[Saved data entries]
* * * * * * *

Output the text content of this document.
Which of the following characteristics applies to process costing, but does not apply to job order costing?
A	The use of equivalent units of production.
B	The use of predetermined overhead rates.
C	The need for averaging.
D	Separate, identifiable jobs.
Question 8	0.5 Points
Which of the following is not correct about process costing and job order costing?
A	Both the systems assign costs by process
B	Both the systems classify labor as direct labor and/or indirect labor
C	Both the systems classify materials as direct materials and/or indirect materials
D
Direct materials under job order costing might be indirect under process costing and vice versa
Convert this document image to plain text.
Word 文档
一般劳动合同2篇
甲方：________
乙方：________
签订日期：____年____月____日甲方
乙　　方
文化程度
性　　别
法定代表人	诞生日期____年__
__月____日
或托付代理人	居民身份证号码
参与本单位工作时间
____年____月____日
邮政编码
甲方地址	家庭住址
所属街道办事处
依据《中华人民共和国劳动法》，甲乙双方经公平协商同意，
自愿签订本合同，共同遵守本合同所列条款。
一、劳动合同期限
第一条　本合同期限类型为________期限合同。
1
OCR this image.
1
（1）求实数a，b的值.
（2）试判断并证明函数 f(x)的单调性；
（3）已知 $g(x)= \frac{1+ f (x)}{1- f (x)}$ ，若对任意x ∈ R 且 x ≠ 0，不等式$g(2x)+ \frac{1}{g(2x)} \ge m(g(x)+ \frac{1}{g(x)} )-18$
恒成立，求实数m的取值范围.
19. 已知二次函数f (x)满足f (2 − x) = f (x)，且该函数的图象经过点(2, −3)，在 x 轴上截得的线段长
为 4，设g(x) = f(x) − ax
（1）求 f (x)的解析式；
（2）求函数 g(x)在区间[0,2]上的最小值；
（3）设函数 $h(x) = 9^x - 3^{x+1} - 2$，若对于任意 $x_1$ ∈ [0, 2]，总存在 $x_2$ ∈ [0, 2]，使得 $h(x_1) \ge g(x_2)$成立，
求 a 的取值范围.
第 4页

* * * * * * *

PROBLEM:
Copy all lines above containing the string "Both".

THE ANSWER:
A	Both the systems assign costs by process
B	Both the systems classify labor as direct labor and/or indirect labor
C	Both the systems classify materials as direct materials and/or indirect materials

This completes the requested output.